WORK INSTRUCTIONS: Wherever the string "JSON" appears in a line, extract that line.
***** INFORMATION GIVEN *****
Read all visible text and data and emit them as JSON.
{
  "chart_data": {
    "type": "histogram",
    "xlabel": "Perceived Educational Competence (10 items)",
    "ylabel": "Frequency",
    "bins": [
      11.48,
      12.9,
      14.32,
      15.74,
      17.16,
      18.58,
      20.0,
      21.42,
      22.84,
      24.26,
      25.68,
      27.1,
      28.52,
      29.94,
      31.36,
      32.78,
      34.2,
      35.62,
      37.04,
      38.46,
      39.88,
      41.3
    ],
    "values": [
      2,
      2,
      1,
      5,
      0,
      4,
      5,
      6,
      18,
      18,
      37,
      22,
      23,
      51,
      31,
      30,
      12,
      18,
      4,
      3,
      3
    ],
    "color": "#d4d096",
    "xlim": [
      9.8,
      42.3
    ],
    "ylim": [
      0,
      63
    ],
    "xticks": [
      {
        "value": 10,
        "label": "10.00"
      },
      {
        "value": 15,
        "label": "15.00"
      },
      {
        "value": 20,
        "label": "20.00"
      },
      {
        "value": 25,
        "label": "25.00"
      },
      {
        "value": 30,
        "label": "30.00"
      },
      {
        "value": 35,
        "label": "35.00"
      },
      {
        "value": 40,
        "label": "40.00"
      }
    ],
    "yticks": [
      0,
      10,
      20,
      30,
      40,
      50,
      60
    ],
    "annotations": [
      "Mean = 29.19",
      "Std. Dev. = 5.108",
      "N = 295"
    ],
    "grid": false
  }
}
*****
***** INFORMATION GIVEN *****
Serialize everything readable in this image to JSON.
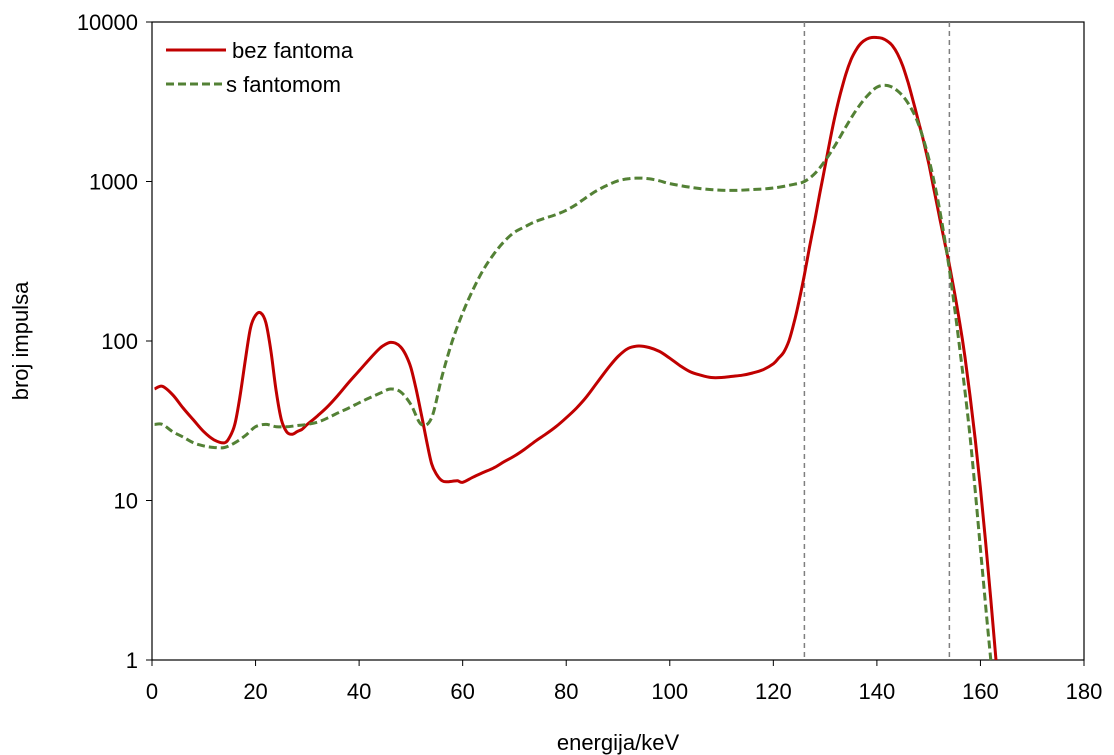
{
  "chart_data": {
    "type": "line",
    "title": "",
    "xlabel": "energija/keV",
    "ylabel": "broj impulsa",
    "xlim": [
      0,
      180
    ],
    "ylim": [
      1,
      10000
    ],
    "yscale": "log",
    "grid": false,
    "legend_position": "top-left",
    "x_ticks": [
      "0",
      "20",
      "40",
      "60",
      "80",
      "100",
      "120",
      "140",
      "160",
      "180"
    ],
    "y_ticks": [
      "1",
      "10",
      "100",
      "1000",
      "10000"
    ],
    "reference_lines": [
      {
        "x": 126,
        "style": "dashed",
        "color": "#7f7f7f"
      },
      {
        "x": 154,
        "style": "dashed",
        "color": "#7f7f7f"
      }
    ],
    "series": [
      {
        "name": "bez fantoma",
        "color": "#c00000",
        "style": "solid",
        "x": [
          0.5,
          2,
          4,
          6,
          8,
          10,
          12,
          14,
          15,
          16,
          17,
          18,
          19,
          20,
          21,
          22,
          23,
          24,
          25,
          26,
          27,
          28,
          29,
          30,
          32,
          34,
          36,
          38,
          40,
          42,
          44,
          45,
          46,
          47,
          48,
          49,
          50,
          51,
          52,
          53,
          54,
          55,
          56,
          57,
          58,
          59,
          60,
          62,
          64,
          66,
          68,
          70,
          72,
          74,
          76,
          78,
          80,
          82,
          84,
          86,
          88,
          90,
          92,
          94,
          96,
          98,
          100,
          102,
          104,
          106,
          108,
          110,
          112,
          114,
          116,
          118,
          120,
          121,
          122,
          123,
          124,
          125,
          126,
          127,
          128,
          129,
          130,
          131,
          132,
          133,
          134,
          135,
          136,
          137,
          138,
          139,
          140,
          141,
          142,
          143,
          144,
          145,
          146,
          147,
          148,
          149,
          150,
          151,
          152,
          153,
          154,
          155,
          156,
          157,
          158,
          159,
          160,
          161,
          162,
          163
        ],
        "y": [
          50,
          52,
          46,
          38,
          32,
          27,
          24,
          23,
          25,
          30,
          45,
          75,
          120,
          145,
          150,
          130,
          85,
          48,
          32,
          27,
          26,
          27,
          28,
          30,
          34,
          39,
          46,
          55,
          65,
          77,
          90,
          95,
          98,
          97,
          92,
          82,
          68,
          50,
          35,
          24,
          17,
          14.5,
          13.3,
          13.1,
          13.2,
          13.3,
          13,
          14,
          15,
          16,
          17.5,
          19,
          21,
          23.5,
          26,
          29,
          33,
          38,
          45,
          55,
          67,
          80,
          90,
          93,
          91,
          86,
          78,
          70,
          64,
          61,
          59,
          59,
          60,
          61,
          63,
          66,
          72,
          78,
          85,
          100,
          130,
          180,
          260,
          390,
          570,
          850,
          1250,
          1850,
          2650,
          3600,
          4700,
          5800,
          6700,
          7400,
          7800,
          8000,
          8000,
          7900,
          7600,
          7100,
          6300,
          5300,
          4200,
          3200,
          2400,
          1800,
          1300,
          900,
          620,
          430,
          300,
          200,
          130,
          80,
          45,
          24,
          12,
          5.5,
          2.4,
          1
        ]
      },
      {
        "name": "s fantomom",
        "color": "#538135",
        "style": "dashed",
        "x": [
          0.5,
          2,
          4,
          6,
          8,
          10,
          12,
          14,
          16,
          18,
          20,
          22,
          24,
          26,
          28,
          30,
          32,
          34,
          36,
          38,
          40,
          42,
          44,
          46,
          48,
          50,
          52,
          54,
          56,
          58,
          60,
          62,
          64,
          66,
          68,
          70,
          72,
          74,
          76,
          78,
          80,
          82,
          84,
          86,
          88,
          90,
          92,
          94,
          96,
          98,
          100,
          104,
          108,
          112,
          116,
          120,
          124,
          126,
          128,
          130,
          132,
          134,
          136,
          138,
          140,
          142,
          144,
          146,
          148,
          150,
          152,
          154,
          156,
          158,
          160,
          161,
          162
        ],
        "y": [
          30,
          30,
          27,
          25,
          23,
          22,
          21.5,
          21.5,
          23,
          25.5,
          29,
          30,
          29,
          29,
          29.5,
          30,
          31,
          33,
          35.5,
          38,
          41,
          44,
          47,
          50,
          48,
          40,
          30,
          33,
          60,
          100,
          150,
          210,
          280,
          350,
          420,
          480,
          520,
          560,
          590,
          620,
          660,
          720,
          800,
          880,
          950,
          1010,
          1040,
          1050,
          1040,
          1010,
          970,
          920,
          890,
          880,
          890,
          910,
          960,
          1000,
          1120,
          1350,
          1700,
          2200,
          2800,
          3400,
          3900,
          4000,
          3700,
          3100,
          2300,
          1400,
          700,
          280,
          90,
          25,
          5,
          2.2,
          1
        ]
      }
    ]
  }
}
*****
COMPLETE OUTPUT:
Read all visible text and data and emit them as JSON.
Serialize everything readable in this image to JSON.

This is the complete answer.